▶ _Extracted records_
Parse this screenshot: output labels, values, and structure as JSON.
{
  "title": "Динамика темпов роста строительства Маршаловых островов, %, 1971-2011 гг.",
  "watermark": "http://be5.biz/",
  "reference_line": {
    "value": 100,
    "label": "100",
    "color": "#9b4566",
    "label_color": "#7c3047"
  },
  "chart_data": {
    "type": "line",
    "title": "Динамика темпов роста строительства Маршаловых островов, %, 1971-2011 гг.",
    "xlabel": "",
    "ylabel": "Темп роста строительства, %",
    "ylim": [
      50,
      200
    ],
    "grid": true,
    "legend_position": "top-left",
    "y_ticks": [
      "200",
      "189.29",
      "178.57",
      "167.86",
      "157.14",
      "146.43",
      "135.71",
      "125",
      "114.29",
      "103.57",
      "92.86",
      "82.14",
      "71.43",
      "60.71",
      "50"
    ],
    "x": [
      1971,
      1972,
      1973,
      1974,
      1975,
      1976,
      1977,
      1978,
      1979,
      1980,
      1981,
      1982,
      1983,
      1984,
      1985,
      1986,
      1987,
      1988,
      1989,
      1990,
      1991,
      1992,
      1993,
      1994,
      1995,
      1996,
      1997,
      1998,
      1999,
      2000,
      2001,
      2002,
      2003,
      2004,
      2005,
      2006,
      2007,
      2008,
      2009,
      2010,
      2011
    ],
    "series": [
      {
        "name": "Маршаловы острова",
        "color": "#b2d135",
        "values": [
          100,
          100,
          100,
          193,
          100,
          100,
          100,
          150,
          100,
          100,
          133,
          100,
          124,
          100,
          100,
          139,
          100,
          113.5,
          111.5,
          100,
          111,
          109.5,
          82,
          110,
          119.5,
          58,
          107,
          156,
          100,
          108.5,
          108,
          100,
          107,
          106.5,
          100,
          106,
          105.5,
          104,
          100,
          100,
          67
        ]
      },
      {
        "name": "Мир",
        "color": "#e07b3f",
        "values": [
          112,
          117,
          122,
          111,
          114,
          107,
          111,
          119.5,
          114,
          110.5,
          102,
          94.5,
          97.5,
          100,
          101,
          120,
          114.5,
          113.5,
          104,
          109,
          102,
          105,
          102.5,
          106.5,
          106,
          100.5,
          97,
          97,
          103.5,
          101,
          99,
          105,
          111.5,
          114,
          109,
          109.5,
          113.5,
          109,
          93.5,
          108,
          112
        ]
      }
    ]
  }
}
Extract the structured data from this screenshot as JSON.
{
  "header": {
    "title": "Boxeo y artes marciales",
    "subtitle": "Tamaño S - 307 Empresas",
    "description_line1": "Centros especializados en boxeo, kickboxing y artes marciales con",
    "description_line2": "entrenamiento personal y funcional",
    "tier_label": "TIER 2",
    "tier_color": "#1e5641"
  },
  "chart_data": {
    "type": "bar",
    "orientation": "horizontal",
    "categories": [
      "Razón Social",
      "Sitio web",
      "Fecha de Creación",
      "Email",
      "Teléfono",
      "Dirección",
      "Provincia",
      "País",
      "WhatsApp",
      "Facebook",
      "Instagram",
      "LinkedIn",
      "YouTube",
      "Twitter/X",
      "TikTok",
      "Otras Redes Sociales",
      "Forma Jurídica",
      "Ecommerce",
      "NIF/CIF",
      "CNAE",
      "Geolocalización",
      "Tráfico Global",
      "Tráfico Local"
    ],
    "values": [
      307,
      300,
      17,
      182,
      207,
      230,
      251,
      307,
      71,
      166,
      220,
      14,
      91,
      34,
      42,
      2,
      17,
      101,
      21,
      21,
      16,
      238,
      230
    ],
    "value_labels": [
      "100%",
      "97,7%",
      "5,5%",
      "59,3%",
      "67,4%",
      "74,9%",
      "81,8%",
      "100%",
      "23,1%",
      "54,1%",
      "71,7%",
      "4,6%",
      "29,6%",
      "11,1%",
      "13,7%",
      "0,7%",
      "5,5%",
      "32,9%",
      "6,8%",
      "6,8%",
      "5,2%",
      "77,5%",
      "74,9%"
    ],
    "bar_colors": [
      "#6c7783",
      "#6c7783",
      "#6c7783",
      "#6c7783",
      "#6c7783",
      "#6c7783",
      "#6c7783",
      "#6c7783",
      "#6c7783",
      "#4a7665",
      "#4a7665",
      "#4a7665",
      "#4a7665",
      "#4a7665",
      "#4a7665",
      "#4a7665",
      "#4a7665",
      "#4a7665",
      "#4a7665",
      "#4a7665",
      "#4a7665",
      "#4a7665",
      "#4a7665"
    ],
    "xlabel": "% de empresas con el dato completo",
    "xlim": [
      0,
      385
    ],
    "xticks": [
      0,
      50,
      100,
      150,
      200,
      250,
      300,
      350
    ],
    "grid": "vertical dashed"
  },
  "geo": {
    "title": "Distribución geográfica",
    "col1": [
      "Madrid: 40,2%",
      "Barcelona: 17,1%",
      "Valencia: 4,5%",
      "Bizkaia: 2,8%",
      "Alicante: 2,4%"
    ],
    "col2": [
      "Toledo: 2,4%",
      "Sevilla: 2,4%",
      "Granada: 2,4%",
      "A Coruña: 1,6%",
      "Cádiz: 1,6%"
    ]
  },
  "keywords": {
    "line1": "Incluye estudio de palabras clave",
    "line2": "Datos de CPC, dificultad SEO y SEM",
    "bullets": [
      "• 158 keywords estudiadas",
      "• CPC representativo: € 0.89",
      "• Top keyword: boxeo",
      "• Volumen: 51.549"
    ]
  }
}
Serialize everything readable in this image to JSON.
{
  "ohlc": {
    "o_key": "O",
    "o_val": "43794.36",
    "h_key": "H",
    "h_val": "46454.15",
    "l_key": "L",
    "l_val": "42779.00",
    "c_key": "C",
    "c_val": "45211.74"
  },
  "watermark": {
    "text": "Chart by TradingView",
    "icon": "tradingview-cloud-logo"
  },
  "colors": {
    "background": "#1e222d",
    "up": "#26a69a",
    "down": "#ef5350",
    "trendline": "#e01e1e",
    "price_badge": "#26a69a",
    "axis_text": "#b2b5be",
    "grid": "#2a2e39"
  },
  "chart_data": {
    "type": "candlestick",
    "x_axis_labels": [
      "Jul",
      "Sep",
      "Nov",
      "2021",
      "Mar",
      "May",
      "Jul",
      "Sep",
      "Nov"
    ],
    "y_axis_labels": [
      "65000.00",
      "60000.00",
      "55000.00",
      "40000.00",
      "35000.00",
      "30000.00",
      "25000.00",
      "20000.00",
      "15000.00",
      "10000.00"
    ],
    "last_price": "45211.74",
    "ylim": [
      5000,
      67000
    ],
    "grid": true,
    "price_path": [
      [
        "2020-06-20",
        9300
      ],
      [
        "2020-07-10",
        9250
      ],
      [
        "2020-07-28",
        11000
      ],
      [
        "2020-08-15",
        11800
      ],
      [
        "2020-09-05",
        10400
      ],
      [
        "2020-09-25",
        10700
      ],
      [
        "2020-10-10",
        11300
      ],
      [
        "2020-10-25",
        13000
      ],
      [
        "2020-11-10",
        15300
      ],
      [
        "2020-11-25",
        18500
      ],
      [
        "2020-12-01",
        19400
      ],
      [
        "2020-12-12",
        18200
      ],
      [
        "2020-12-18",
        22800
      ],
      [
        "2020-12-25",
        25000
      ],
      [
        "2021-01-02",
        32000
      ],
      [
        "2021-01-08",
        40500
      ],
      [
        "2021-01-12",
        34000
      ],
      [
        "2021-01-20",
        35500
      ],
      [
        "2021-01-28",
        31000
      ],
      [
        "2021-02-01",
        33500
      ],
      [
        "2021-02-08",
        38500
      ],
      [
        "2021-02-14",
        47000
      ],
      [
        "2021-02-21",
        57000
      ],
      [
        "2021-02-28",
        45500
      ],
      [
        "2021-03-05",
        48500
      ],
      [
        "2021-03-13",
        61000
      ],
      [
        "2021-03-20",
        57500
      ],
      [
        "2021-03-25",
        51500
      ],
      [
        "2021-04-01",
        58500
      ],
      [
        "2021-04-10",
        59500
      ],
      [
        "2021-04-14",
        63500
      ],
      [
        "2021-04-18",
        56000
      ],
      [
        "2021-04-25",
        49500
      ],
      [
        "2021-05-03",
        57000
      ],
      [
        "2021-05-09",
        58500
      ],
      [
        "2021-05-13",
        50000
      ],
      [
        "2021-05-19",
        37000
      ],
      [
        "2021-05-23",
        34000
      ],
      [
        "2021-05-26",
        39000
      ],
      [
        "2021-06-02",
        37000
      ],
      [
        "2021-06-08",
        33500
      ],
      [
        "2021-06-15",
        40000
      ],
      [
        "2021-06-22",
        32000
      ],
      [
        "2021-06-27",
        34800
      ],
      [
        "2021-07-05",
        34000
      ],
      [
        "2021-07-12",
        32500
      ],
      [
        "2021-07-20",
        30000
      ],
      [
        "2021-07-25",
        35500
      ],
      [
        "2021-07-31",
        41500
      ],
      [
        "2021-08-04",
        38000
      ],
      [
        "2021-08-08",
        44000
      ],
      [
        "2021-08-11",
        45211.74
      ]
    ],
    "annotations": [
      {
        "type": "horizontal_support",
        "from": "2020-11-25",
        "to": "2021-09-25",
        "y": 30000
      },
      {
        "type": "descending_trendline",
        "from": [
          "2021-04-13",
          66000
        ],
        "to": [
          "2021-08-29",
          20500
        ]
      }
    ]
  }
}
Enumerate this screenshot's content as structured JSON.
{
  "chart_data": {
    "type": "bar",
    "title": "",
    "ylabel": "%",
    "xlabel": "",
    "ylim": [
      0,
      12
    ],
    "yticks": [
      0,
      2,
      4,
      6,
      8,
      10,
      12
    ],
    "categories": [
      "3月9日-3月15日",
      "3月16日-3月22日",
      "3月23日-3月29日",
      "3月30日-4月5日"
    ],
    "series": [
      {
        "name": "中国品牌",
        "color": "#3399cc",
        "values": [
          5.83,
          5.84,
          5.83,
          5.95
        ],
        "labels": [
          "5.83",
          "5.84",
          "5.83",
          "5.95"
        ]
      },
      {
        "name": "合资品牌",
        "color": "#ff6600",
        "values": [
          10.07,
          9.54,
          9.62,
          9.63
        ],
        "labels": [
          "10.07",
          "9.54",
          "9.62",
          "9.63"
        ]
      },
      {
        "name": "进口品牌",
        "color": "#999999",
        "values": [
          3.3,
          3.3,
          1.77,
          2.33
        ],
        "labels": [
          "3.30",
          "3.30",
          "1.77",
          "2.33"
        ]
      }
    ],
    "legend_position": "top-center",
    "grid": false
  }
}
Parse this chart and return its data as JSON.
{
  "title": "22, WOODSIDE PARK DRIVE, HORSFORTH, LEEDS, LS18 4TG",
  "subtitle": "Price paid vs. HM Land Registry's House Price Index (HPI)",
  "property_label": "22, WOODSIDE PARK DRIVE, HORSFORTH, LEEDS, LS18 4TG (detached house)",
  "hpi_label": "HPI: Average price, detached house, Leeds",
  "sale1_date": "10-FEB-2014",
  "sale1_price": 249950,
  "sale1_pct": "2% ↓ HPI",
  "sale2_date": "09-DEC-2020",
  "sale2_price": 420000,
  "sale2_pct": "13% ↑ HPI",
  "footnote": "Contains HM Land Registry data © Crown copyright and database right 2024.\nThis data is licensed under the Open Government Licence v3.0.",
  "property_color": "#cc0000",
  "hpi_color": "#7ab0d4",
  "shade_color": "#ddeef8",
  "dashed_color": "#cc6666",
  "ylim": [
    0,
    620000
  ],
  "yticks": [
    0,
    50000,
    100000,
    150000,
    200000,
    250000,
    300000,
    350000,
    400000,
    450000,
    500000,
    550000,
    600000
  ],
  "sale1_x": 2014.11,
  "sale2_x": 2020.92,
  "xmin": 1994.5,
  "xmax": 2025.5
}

▶ _TASK OBJECTIVE_
Transcribe the records above exactly, but only from the line that contains "Parse this chart and return its data as JSON." through their final line, inclusive.

▶ _THE ANSWER_
Parse this chart and return its data as JSON.
{
  "title": "22, WOODSIDE PARK DRIVE, HORSFORTH, LEEDS, LS18 4TG",
  "subtitle": "Price paid vs. HM Land Registry's House Price Index (HPI)",
  "property_label": "22, WOODSIDE PARK DRIVE, HORSFORTH, LEEDS, LS18 4TG (detached house)",
  "hpi_label": "HPI: Average price, detached house, Leeds",
  "sale1_date": "10-FEB-2014",
  "sale1_price": 249950,
  "sale1_pct": "2% ↓ HPI",
  "sale2_date": "09-DEC-2020",
  "sale2_price": 420000,
  "sale2_pct": "13% ↑ HPI",
  "footnote": "Contains HM Land Registry data © Crown copyright and database right 2024.\nThis data is licensed under the Open Government Licence v3.0.",
  "property_color": "#cc0000",
  "hpi_color": "#7ab0d4",
  "shade_color": "#ddeef8",
  "dashed_color": "#cc6666",
  "ylim": [
    0,
    620000
  ],
  "yticks": [
    0,
    50000,
    100000,
    150000,
    200000,
    250000,
    300000,
    350000,
    400000,
    450000,
    500000,
    550000,
    600000
  ],
  "sale1_x": 2014.11,
  "sale2_x": 2020.92,
  "xmin": 1994.5,
  "xmax": 2025.5
}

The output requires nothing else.